__What is required__.
Beginning at the line with "Serialize everything readable", output each line to the end of the listing below exactly, please.

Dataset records
[Start]
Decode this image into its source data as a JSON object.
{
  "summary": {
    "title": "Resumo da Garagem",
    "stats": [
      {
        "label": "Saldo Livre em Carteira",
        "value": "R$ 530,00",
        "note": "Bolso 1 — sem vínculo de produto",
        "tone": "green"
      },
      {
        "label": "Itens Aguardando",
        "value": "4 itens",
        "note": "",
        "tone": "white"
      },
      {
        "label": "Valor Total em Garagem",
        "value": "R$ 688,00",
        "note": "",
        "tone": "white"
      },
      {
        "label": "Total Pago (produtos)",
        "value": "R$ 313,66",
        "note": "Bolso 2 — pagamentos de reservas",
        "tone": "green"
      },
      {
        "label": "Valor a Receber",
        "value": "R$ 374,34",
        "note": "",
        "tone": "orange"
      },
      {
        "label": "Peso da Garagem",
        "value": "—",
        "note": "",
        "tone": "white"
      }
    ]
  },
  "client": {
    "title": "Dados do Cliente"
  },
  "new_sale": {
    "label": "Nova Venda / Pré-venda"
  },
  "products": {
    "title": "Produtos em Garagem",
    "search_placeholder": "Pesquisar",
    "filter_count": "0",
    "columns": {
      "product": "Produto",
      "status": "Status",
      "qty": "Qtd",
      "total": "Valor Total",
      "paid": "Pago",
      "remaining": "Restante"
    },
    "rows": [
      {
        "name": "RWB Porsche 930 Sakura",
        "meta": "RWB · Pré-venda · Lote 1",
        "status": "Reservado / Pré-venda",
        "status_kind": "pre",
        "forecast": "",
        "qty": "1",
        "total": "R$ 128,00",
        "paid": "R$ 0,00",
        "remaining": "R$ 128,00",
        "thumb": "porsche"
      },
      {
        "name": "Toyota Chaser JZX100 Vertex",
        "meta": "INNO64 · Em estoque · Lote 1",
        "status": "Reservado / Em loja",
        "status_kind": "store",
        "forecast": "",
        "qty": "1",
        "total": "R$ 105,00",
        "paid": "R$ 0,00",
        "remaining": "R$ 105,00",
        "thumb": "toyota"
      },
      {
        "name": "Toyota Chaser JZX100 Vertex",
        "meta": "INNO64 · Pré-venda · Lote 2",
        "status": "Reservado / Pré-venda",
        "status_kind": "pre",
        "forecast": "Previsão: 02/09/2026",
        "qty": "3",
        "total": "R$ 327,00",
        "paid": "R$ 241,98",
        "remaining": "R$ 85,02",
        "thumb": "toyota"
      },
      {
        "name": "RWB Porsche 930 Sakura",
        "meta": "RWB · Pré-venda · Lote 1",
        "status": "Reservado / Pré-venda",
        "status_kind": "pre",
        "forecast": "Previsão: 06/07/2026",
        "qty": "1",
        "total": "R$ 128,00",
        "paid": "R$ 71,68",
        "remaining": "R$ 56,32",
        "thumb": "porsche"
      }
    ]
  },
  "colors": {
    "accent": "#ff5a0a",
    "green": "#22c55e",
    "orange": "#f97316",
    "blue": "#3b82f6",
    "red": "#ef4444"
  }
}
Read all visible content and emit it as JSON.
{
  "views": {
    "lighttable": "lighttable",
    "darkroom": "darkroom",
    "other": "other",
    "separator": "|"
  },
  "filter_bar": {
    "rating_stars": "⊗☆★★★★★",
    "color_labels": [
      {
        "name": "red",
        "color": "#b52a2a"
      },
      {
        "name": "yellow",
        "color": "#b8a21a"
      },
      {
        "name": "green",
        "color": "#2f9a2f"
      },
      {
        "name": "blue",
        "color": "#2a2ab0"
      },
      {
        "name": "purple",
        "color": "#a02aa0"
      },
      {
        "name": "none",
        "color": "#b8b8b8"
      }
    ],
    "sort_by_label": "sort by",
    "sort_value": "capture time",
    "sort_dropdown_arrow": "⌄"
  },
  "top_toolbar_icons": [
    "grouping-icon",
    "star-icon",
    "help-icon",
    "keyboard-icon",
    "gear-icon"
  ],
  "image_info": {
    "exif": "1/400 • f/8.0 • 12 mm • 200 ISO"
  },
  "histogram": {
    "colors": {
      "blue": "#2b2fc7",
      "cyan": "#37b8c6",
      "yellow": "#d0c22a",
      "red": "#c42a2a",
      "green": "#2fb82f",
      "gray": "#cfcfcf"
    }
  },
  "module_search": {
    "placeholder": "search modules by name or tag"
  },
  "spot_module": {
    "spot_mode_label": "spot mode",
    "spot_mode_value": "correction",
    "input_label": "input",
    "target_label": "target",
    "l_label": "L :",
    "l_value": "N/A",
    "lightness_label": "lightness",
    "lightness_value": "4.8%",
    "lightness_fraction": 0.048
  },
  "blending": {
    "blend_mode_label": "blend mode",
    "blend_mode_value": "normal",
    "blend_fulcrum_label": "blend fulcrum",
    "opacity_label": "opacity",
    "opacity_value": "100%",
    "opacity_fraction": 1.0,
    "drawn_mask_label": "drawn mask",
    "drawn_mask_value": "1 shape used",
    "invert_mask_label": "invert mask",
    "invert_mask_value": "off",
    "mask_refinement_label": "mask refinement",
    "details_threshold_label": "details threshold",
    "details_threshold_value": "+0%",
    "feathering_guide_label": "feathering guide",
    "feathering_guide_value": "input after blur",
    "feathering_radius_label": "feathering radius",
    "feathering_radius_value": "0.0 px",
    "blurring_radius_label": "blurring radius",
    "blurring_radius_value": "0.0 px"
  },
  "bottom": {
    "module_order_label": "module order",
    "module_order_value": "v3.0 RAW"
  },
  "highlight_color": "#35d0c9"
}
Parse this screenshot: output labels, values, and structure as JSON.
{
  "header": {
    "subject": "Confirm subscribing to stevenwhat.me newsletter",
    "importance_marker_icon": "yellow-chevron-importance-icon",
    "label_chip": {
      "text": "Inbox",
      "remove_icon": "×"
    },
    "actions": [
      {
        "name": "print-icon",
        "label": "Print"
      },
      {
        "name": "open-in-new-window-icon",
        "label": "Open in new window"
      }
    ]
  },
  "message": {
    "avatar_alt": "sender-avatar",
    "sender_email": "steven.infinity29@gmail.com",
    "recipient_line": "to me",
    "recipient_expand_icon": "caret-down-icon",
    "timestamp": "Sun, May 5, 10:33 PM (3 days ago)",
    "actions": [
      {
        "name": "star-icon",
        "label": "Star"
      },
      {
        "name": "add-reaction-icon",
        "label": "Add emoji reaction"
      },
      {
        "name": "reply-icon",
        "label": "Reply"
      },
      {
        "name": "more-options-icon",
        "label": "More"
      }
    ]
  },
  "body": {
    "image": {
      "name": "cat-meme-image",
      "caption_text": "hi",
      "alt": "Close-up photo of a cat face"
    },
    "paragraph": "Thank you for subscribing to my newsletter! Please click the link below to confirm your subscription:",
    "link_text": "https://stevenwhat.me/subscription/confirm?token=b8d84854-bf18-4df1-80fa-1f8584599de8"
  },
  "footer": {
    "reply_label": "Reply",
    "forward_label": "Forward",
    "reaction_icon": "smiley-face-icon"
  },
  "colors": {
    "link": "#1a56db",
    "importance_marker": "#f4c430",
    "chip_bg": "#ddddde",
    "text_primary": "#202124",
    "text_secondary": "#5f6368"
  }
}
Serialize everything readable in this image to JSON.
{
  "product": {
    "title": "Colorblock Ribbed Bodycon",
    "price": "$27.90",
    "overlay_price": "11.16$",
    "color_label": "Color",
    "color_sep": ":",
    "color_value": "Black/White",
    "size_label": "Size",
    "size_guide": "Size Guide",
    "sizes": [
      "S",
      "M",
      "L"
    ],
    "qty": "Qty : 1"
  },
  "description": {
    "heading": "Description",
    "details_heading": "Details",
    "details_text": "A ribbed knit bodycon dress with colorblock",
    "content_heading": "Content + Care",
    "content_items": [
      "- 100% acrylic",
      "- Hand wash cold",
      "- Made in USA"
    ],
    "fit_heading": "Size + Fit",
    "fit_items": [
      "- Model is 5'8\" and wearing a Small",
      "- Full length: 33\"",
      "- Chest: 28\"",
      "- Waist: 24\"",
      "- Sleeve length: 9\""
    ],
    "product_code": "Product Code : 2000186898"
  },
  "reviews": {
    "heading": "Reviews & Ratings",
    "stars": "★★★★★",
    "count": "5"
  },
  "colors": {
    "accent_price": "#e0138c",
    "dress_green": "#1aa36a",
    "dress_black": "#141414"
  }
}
[End]
__Answer for the task__.
Serialize everything readable in this image to JSON.
{
  "product": {
    "title": "Colorblock Ribbed Bodycon",
    "price": "$27.90",
    "overlay_price": "11.16$",
    "color_label": "Color",
    "color_sep": ":",
    "color_value": "Black/White",
    "size_label": "Size",
    "size_guide": "Size Guide",
    "sizes": [
      "S",
      "M",
      "L"
    ],
    "qty": "Qty : 1"
  },
  "description": {
    "heading": "Description",
    "details_heading": "Details",
    "details_text": "A ribbed knit bodycon dress with colorblock",
    "content_heading": "Content + Care",
    "content_items": [
      "- 100% acrylic",
      "- Hand wash cold",
      "- Made in USA"
    ],
    "fit_heading": "Size + Fit",
    "fit_items": [
      "- Model is 5'8\" and wearing a Small",
      "- Full length: 33\"",
      "- Chest: 28\"",
      "- Waist: 24\"",
      "- Sleeve length: 9\""
    ],
    "product_code": "Product Code : 2000186898"
  },
  "reviews": {
    "heading": "Reviews & Ratings",
    "stars": "★★★★★",
    "count": "5"
  },
  "colors": {
    "accent_price": "#e0138c",
    "dress_green": "#1aa36a",
    "dress_black": "#141414"
  }
}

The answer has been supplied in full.